-- BEGIN --
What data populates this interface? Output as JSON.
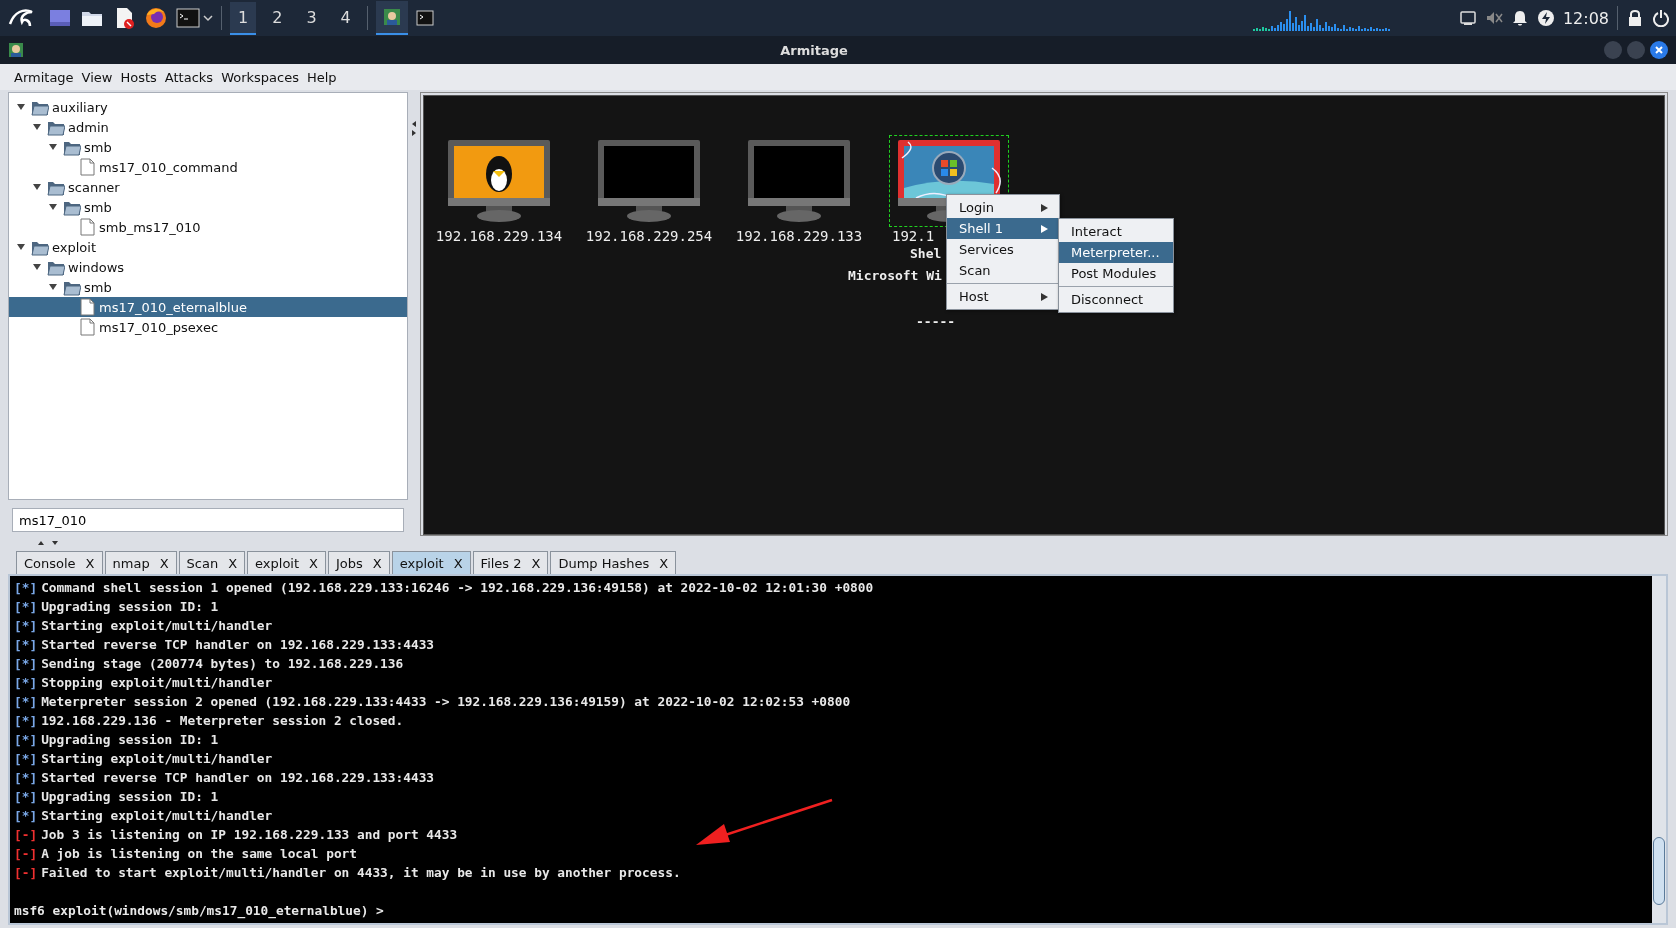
{
  "taskbar": {
    "workspaces": [
      {
        "label": "1",
        "selected": true
      },
      {
        "label": "2",
        "selected": false
      },
      {
        "label": "3",
        "selected": false
      },
      {
        "label": "4",
        "selected": false
      }
    ],
    "clock": "12:08"
  },
  "window": {
    "title": "Armitage"
  },
  "menu_bar": [
    "Armitage",
    "View",
    "Hosts",
    "Attacks",
    "Workspaces",
    "Help"
  ],
  "module_tree": [
    {
      "label": "auxiliary",
      "kind": "folder",
      "expanded": true,
      "selected": false,
      "children": [
        {
          "label": "admin",
          "kind": "folder",
          "expanded": true,
          "selected": false,
          "children": [
            {
              "label": "smb",
              "kind": "folder",
              "expanded": true,
              "selected": false,
              "children": [
                {
                  "label": "ms17_010_command",
                  "kind": "file",
                  "selected": false
                }
              ]
            }
          ]
        },
        {
          "label": "scanner",
          "kind": "folder",
          "expanded": true,
          "selected": false,
          "children": [
            {
              "label": "smb",
              "kind": "folder",
              "expanded": true,
              "selected": false,
              "children": [
                {
                  "label": "smb_ms17_010",
                  "kind": "file",
                  "selected": false
                }
              ]
            }
          ]
        }
      ]
    },
    {
      "label": "exploit",
      "kind": "folder",
      "expanded": true,
      "selected": false,
      "children": [
        {
          "label": "windows",
          "kind": "folder",
          "expanded": true,
          "selected": false,
          "children": [
            {
              "label": "smb",
              "kind": "folder",
              "expanded": true,
              "selected": false,
              "children": [
                {
                  "label": "ms17_010_eternalblue",
                  "kind": "file",
                  "selected": true
                },
                {
                  "label": "ms17_010_psexec",
                  "kind": "file",
                  "selected": false
                }
              ]
            }
          ]
        }
      ]
    }
  ],
  "search": {
    "value": "ms17_010"
  },
  "hosts": [
    {
      "address": "192.168.229.134",
      "kind": "linux",
      "selected": false
    },
    {
      "address": "192.168.229.254",
      "kind": "unknown",
      "selected": false
    },
    {
      "address": "192.168.229.133",
      "kind": "unknown",
      "selected": false
    },
    {
      "address": "192.1",
      "kind": "shell",
      "selected": true,
      "details": [
        "Shel",
        "Microsoft Wi",
        "-----"
      ]
    }
  ],
  "context_menu": [
    {
      "label": "Login",
      "submenu": true,
      "selected": false
    },
    {
      "label": "Shell 1",
      "submenu": true,
      "selected": true
    },
    {
      "label": "Services",
      "submenu": false,
      "selected": false
    },
    {
      "label": "Scan",
      "submenu": false,
      "selected": false,
      "separator_after": true
    },
    {
      "label": "Host",
      "submenu": true,
      "selected": false
    }
  ],
  "submenu": [
    {
      "label": "Interact",
      "selected": false
    },
    {
      "label": "Meterpreter...",
      "selected": true
    },
    {
      "label": "Post Modules",
      "selected": false,
      "separator_after": true
    },
    {
      "label": "Disconnect",
      "selected": false
    }
  ],
  "tabs": [
    {
      "label": "Console",
      "close": "X",
      "selected": false
    },
    {
      "label": "nmap",
      "close": "X",
      "selected": false
    },
    {
      "label": "Scan",
      "close": "X",
      "selected": false
    },
    {
      "label": "exploit",
      "close": "X",
      "selected": false
    },
    {
      "label": "Jobs",
      "close": "X",
      "selected": false
    },
    {
      "label": "exploit",
      "close": "X",
      "selected": true
    },
    {
      "label": "Files 2",
      "close": "X",
      "selected": false
    },
    {
      "label": "Dump Hashes",
      "close": "X",
      "selected": false
    }
  ],
  "console": {
    "lines": [
      {
        "kind": "info",
        "prefix": "[*]",
        "text": "Command shell session 1 opened (192.168.229.133:16246 -> 192.168.229.136:49158) at 2022-10-02 12:01:30 +0800"
      },
      {
        "kind": "info",
        "prefix": "[*]",
        "text": "Upgrading session ID: 1"
      },
      {
        "kind": "info",
        "prefix": "[*]",
        "text": "Starting exploit/multi/handler"
      },
      {
        "kind": "info",
        "prefix": "[*]",
        "text": "Started reverse TCP handler on 192.168.229.133:4433"
      },
      {
        "kind": "info",
        "prefix": "[*]",
        "text": "Sending stage (200774 bytes) to 192.168.229.136"
      },
      {
        "kind": "info",
        "prefix": "[*]",
        "text": "Stopping exploit/multi/handler"
      },
      {
        "kind": "info",
        "prefix": "[*]",
        "text": "Meterpreter session 2 opened (192.168.229.133:4433 -> 192.168.229.136:49159) at 2022-10-02 12:02:53 +0800"
      },
      {
        "kind": "info",
        "prefix": "[*]",
        "text": "192.168.229.136 - Meterpreter session 2 closed."
      },
      {
        "kind": "info",
        "prefix": "[*]",
        "text": "Upgrading session ID: 1"
      },
      {
        "kind": "info",
        "prefix": "[*]",
        "text": "Starting exploit/multi/handler"
      },
      {
        "kind": "info",
        "prefix": "[*]",
        "text": "Started reverse TCP handler on 192.168.229.133:4433"
      },
      {
        "kind": "info",
        "prefix": "[*]",
        "text": "Upgrading session ID: 1"
      },
      {
        "kind": "info",
        "prefix": "[*]",
        "text": "Starting exploit/multi/handler"
      },
      {
        "kind": "error",
        "prefix": "[-]",
        "text": "Job 3 is listening on IP 192.168.229.133 and port 4433"
      },
      {
        "kind": "error",
        "prefix": "[-]",
        "text": "A job is listening on the same local port"
      },
      {
        "kind": "error",
        "prefix": "[-]",
        "text": "Failed to start exploit/multi/handler on 4433, it may be in use by another process."
      }
    ],
    "prompt": "msf6 exploit(windows/smb/ms17_010_eternalblue) >"
  }
}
-- END --
Display every line of the listing that contains the string "port".

CORRECT RESULT ->
        "text": "Job 3 is listening on IP 192.168.229.133 and port 4433"
        "text": "A job is listening on the same local port"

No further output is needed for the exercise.